• WHAT YOU SHOULD DO:
Output each entry verbatim and exclude every picture from it.

• Data items:
------------------------------------------------------------------------

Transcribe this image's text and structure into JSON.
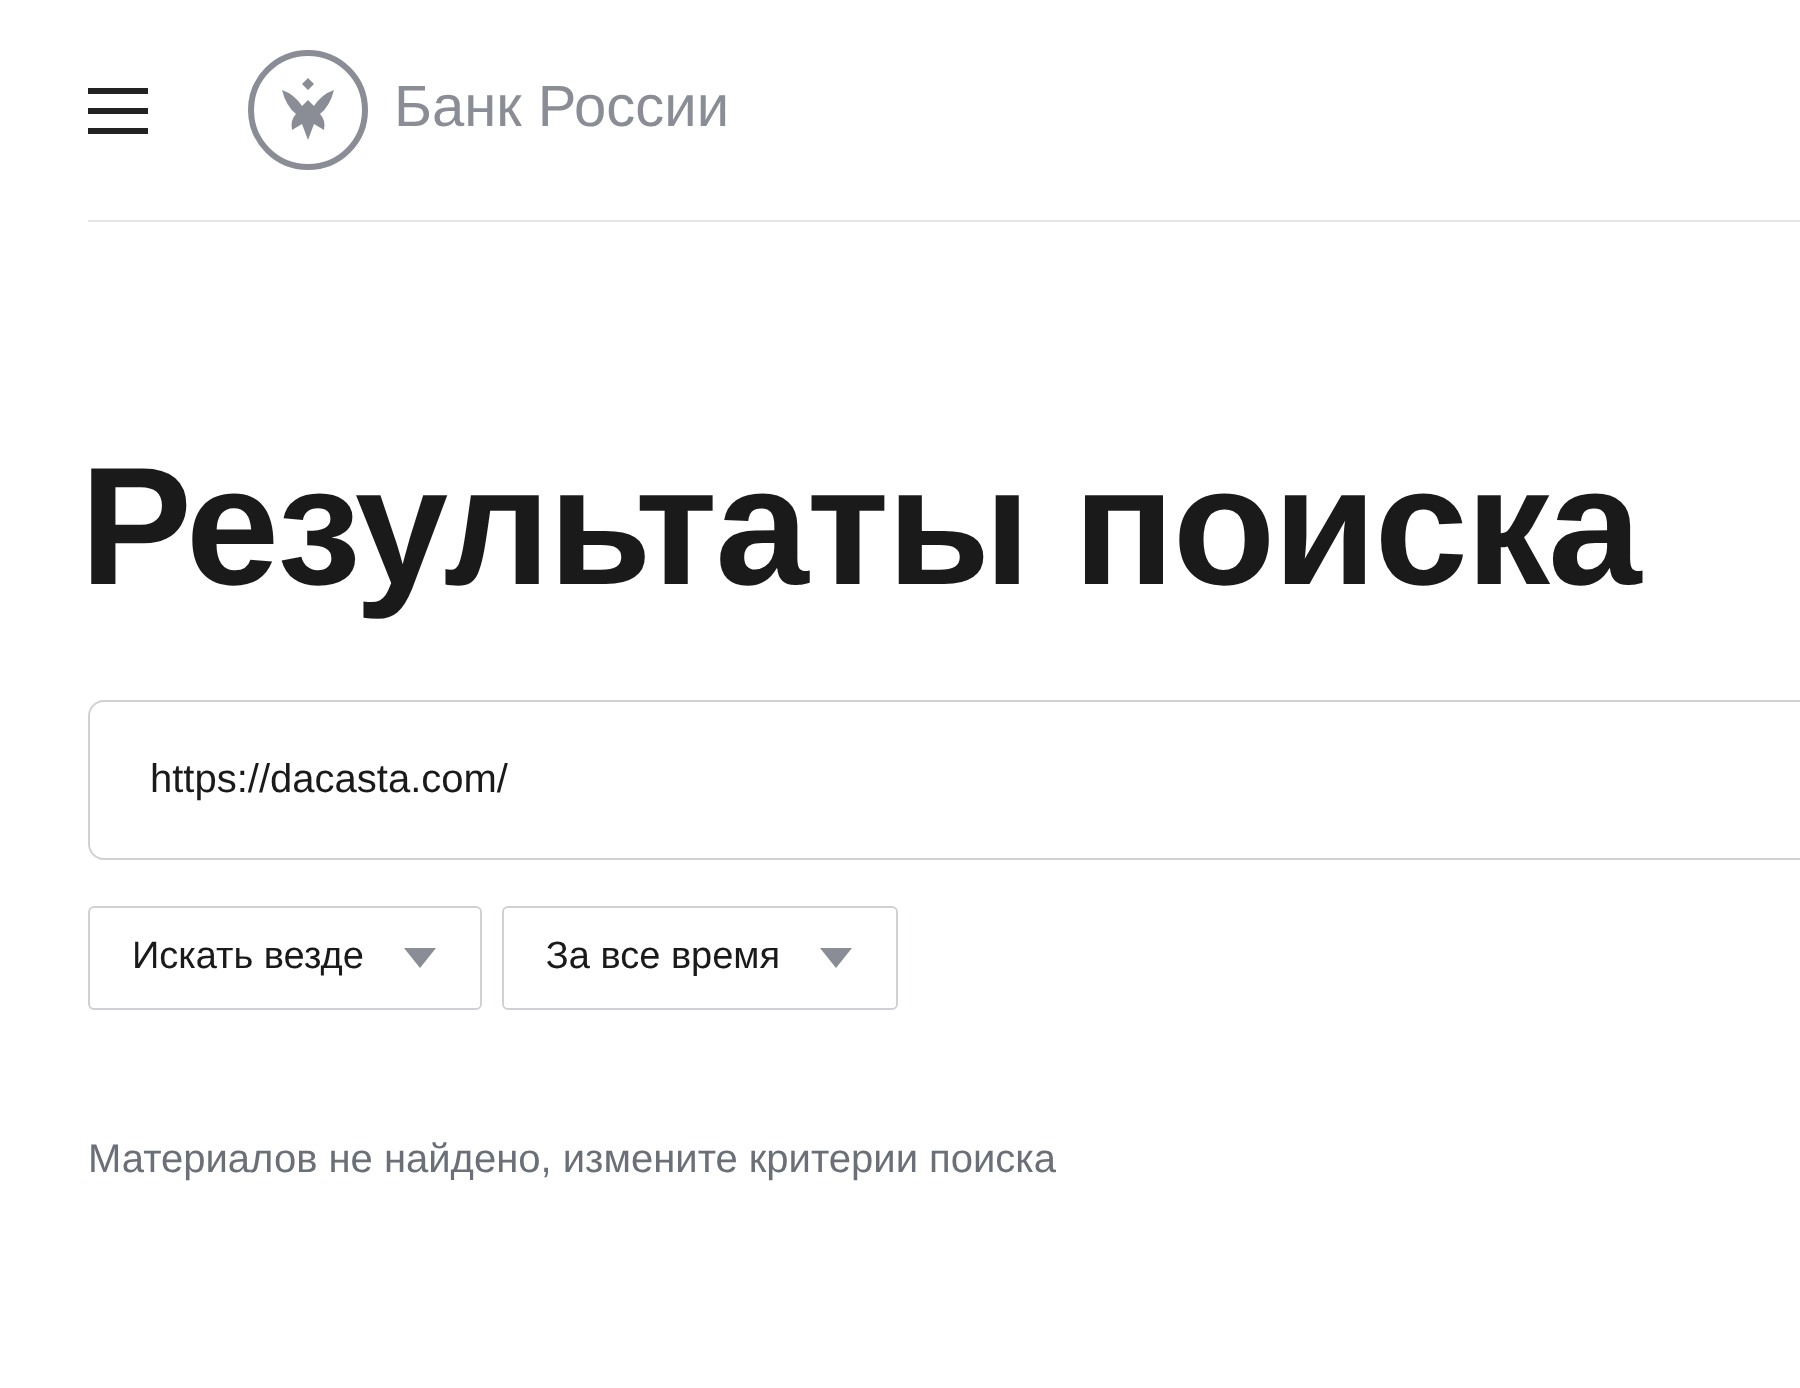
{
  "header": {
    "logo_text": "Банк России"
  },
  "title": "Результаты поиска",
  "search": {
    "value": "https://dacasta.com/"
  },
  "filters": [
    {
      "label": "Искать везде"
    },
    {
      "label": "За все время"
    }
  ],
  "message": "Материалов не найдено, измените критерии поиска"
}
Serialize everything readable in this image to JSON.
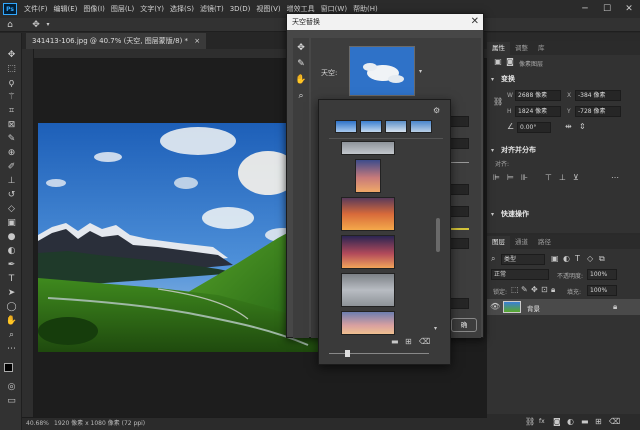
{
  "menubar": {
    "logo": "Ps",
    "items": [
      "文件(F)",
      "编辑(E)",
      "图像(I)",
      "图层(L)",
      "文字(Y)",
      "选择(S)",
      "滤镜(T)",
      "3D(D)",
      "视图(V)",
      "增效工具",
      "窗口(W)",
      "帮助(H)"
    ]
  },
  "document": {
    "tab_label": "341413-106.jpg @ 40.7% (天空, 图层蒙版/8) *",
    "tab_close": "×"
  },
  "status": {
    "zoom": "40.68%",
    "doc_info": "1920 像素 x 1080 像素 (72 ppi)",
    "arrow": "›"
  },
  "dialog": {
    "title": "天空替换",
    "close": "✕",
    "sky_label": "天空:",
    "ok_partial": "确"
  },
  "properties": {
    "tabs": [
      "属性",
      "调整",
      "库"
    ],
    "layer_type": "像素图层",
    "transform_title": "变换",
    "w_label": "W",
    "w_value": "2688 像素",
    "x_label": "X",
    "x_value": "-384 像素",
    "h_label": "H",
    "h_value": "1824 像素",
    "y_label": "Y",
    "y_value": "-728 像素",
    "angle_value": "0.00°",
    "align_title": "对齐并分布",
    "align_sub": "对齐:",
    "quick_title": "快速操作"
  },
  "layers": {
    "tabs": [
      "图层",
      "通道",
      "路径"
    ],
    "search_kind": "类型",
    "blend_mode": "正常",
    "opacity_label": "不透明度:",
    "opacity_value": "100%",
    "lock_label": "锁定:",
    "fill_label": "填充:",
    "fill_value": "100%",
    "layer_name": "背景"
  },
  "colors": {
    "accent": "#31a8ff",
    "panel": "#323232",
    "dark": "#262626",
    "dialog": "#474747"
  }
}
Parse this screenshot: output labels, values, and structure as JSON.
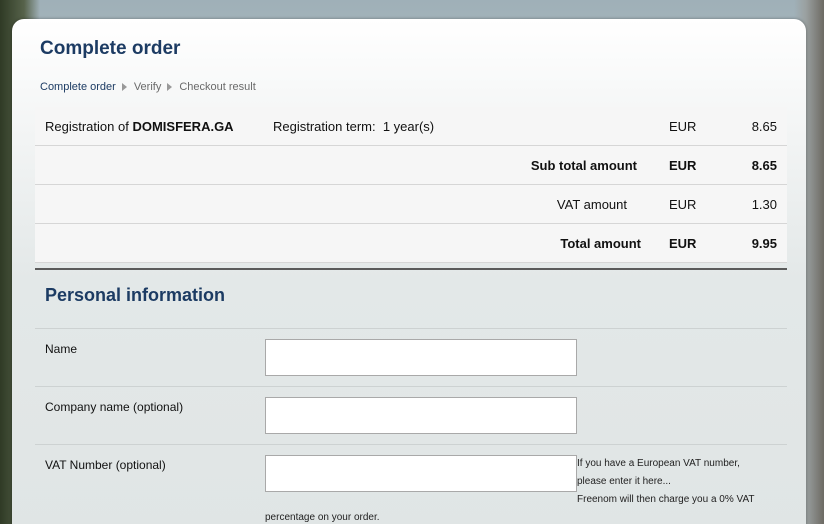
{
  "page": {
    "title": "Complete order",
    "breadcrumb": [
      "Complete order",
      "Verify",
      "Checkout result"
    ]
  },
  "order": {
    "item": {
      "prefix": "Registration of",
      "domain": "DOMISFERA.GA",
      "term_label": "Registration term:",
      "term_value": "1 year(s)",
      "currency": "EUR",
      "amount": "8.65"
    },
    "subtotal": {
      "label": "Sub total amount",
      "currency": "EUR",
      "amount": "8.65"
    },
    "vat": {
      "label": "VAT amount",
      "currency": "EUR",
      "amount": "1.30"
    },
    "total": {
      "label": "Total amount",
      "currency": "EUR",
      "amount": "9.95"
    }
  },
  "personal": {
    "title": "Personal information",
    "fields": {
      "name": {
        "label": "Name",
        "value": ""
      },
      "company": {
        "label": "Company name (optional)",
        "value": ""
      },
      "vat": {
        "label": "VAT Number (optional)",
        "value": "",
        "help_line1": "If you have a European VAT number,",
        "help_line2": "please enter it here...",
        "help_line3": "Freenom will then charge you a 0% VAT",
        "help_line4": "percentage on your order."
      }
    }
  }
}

------------------------------------------------------------------------

• RESPONSE:
Transcribe this image's text and structure into JSON.
{
  "header": {
    "logo_text": "Банк России"
  },
  "title": "Результаты поиска",
  "search": {
    "value": "https://dacasta.com/"
  },
  "filters": [
    {
      "label": "Искать везде"
    },
    {
      "label": "За все время"
    }
  ],
  "message": "Материалов не найдено, измените критерии поиска"
}
Serialize everything readable in this image to JSON.
{
  "menubar": {
    "logo": "Ps",
    "items": [
      "文件(F)",
      "编辑(E)",
      "图像(I)",
      "图层(L)",
      "文字(Y)",
      "选择(S)",
      "滤镜(T)",
      "3D(D)",
      "视图(V)",
      "增效工具",
      "窗口(W)",
      "帮助(H)"
    ]
  },
  "document": {
    "tab_label": "341413-106.jpg @ 40.7% (天空, 图层蒙版/8) *",
    "tab_close": "×"
  },
  "status": {
    "zoom": "40.68%",
    "doc_info": "1920 像素 x 1080 像素 (72 ppi)",
    "arrow": "›"
  },
  "dialog": {
    "title": "天空替换",
    "close": "✕",
    "sky_label": "天空:",
    "ok_partial": "确"
  },
  "properties": {
    "tabs": [
      "属性",
      "调整",
      "库"
    ],
    "layer_type": "像素图层",
    "transform_title": "变换",
    "w_label": "W",
    "w_value": "2688 像素",
    "x_label": "X",
    "x_value": "-384 像素",
    "h_label": "H",
    "h_value": "1824 像素",
    "y_label": "Y",
    "y_value": "-728 像素",
    "angle_value": "0.00°",
    "align_title": "对齐并分布",
    "align_sub": "对齐:",
    "quick_title": "快速操作"
  },
  "layers": {
    "tabs": [
      "图层",
      "通道",
      "路径"
    ],
    "search_kind": "类型",
    "blend_mode": "正常",
    "opacity_label": "不透明度:",
    "opacity_value": "100%",
    "lock_label": "锁定:",
    "fill_label": "填充:",
    "fill_value": "100%",
    "layer_name": "背景"
  },
  "colors": {
    "accent": "#31a8ff",
    "panel": "#323232",
    "dark": "#262626",
    "dialog": "#474747"
  }
}
Parse this screenshot: output labels, values, and structure as JSON.
{
  "page": {
    "title": "Complete order",
    "breadcrumb": [
      "Complete order",
      "Verify",
      "Checkout result"
    ]
  },
  "order": {
    "item": {
      "prefix": "Registration of",
      "domain": "DOMISFERA.GA",
      "term_label": "Registration term:",
      "term_value": "1 year(s)",
      "currency": "EUR",
      "amount": "8.65"
    },
    "subtotal": {
      "label": "Sub total amount",
      "currency": "EUR",
      "amount": "8.65"
    },
    "vat": {
      "label": "VAT amount",
      "currency": "EUR",
      "amount": "1.30"
    },
    "total": {
      "label": "Total amount",
      "currency": "EUR",
      "amount": "9.95"
    }
  },
  "personal": {
    "title": "Personal information",
    "fields": {
      "name": {
        "label": "Name",
        "value": ""
      },
      "company": {
        "label": "Company name (optional)",
        "value": ""
      },
      "vat": {
        "label": "VAT Number (optional)",
        "value": "",
        "help_line1": "If you have a European VAT number,",
        "help_line2": "please enter it here...",
        "help_line3": "Freenom will then charge you a 0% VAT",
        "help_line4": "percentage on your order."
      }
    }
  }
}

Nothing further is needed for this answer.